* _TASK BRIEF_: Pull every line that holds the word "percentile" from the entries.

+===+

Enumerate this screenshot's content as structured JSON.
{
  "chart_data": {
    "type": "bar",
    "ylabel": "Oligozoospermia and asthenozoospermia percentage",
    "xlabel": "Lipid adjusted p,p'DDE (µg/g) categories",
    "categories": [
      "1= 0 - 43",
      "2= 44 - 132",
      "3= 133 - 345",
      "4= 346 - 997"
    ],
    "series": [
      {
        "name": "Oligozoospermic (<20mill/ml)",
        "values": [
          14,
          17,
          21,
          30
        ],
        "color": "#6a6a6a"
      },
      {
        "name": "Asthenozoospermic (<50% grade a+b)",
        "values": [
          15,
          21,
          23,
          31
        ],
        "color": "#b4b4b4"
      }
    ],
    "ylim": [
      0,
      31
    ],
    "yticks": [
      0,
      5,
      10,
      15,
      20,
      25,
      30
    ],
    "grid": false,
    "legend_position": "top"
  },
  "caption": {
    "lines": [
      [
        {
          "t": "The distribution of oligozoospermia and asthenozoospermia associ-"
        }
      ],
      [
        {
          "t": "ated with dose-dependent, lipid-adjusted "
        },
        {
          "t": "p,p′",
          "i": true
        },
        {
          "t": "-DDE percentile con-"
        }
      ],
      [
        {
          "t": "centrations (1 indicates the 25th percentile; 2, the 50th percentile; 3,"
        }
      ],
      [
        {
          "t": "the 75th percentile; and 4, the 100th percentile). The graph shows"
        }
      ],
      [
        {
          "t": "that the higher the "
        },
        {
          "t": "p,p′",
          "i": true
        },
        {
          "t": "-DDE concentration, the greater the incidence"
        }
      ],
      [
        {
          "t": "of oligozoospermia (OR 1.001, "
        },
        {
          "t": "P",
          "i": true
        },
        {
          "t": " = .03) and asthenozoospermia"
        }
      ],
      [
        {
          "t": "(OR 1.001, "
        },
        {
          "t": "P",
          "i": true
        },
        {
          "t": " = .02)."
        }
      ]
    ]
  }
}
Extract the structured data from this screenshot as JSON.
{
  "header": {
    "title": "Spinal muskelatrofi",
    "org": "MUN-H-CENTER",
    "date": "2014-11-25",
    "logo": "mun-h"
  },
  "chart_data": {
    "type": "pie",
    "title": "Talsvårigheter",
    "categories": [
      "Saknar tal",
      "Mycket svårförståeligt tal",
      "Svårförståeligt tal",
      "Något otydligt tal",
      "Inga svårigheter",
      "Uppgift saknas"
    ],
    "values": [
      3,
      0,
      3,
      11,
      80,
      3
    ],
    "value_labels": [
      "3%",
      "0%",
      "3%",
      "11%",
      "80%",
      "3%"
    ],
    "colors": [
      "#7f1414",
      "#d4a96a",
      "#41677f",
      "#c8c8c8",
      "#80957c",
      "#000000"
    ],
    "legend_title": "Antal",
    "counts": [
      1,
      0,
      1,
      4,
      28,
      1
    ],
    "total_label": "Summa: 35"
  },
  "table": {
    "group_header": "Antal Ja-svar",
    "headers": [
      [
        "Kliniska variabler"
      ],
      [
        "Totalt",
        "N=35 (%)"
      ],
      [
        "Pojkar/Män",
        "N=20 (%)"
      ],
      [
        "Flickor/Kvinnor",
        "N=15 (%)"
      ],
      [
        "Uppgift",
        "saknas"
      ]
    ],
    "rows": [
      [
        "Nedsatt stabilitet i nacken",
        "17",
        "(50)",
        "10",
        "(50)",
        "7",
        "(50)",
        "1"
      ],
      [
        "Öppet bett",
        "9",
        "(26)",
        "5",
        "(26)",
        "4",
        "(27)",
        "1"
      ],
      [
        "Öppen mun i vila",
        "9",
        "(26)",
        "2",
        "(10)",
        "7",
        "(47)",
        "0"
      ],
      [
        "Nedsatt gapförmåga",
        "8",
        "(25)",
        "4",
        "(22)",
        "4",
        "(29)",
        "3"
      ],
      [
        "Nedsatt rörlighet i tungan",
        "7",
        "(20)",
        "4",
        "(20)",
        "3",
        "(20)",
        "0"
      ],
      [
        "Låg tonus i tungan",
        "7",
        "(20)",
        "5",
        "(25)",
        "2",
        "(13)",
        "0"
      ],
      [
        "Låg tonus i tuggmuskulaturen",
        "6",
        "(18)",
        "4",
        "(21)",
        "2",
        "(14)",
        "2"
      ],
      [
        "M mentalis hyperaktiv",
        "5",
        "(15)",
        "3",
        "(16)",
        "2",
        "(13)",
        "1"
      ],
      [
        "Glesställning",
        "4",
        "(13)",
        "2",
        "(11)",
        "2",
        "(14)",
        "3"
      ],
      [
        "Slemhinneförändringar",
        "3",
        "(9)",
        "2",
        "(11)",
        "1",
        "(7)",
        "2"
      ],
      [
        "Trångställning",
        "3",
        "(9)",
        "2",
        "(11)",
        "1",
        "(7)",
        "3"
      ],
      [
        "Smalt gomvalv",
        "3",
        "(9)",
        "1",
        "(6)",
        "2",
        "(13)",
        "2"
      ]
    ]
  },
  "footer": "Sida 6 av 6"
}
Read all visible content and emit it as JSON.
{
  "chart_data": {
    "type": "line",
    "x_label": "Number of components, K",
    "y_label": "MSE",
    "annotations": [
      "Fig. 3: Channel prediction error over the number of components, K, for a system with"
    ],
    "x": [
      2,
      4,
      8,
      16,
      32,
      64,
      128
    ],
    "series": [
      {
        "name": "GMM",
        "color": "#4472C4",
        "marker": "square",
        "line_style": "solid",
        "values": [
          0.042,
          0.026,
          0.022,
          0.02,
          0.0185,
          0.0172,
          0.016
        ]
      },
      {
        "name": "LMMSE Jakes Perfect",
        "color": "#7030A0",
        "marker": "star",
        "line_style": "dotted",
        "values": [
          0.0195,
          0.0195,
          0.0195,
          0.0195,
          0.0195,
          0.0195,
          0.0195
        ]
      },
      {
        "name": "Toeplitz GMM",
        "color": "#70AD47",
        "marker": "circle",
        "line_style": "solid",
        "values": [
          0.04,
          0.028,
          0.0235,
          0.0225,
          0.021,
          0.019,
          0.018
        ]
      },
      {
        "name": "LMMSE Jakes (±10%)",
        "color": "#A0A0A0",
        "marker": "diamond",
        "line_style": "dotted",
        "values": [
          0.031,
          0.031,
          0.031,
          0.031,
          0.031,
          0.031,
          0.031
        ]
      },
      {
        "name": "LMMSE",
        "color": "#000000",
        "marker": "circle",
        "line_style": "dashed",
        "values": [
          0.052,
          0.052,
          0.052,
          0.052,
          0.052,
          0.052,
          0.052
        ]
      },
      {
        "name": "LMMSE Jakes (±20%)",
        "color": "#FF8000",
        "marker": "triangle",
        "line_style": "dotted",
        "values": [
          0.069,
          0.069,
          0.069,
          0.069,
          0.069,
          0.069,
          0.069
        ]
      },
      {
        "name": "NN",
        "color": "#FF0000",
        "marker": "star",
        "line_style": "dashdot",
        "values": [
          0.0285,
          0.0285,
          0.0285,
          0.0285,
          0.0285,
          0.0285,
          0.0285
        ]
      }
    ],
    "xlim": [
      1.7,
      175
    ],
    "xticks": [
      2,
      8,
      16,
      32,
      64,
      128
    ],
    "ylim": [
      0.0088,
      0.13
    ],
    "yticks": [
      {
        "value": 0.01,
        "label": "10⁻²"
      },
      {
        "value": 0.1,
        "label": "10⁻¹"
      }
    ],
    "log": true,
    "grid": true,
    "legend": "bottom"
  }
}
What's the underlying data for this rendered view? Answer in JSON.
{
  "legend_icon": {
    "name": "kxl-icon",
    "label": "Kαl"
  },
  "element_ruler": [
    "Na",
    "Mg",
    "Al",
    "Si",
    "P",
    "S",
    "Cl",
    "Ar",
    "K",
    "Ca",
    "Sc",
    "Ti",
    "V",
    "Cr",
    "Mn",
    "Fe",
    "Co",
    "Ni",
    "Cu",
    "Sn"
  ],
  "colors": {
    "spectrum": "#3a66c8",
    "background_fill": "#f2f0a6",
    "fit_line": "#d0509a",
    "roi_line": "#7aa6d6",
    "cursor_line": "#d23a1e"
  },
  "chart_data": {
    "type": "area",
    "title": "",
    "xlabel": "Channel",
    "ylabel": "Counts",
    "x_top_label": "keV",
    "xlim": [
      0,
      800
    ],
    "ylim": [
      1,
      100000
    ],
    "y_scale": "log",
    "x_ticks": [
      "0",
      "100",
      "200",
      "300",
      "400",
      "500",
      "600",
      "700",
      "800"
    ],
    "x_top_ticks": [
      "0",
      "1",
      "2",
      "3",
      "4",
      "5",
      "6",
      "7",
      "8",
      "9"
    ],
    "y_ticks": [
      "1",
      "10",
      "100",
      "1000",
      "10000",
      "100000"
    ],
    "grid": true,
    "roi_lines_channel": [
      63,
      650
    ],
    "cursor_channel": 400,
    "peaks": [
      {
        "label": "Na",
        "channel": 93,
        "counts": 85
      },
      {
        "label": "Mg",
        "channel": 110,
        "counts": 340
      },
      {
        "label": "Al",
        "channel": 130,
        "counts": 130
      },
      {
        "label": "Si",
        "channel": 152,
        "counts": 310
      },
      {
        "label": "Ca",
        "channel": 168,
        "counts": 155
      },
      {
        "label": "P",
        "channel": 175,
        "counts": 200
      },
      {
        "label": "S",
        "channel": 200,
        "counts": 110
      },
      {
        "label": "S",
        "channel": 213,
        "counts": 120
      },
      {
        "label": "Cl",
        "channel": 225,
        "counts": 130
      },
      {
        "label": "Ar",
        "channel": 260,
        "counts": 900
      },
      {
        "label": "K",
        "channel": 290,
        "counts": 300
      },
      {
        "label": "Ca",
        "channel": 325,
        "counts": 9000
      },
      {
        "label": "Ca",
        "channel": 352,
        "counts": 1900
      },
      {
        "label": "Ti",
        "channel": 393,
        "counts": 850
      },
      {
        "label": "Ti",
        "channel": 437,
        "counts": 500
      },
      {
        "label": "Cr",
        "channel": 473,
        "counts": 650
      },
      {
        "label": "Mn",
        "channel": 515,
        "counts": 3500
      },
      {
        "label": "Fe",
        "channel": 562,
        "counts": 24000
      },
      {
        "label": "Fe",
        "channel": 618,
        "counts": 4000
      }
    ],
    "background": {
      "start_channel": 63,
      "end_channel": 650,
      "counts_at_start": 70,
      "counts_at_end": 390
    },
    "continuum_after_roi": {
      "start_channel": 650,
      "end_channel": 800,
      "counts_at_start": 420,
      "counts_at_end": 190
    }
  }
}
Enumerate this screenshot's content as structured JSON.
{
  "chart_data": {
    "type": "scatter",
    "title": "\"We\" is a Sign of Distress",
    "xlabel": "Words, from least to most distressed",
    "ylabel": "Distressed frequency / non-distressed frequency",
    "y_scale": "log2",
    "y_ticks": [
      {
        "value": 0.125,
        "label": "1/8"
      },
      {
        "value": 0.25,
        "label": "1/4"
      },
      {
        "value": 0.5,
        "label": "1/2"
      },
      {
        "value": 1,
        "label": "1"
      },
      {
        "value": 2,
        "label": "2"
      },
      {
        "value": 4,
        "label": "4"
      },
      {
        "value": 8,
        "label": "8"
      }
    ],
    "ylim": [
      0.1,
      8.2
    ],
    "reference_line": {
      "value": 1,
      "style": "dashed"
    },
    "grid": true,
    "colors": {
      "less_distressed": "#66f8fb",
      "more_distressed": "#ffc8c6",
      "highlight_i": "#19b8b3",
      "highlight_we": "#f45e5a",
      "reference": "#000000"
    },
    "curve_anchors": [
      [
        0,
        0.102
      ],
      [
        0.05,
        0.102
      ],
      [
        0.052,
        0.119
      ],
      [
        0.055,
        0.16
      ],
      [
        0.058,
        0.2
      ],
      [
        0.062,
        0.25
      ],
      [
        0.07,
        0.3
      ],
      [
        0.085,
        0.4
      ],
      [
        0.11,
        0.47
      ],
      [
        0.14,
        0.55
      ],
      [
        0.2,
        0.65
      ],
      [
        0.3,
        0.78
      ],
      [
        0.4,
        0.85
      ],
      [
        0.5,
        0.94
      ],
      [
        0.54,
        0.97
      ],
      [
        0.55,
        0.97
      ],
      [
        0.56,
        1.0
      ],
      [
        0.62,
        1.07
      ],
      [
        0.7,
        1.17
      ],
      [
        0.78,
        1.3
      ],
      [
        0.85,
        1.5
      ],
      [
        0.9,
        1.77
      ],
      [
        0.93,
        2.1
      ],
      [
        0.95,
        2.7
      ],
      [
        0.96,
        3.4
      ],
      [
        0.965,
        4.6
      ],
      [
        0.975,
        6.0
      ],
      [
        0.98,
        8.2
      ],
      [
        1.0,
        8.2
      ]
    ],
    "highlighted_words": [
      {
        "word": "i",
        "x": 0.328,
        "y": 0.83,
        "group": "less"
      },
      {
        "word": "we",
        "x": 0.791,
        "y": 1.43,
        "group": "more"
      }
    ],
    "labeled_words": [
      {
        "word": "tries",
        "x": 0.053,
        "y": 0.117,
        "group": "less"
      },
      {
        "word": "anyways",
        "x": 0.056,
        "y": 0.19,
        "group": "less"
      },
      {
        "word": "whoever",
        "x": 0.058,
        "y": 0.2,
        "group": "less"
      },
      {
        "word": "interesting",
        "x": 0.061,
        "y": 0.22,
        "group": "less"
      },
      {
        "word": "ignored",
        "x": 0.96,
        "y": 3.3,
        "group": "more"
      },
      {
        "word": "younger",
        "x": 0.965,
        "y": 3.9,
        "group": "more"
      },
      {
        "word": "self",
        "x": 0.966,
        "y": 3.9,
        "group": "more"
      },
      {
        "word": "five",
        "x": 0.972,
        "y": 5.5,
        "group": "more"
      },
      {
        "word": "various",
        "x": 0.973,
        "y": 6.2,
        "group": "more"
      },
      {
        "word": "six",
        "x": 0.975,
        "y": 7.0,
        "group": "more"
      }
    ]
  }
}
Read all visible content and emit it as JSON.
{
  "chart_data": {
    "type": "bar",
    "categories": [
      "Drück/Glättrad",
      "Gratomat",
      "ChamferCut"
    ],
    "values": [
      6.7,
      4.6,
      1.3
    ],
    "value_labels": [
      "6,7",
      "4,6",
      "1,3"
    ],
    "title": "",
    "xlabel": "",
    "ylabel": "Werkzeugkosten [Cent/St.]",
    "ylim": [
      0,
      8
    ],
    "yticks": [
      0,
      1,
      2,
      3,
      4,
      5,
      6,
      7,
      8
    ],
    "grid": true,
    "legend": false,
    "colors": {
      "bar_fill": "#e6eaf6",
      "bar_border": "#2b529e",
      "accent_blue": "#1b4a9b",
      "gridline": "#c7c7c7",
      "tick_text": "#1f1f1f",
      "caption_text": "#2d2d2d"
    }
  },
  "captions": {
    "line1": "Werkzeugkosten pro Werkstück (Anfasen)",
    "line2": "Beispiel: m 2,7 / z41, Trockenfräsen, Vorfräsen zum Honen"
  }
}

+===+

* _ANSWER IN FULL_:
          "t": "-DDE percentile con-"
          "t": "centrations (1 indicates the 25th percentile; 2, the 50th percentile; 3,"
          "t": "the 75th percentile; and 4, the 100th percentile). The graph shows"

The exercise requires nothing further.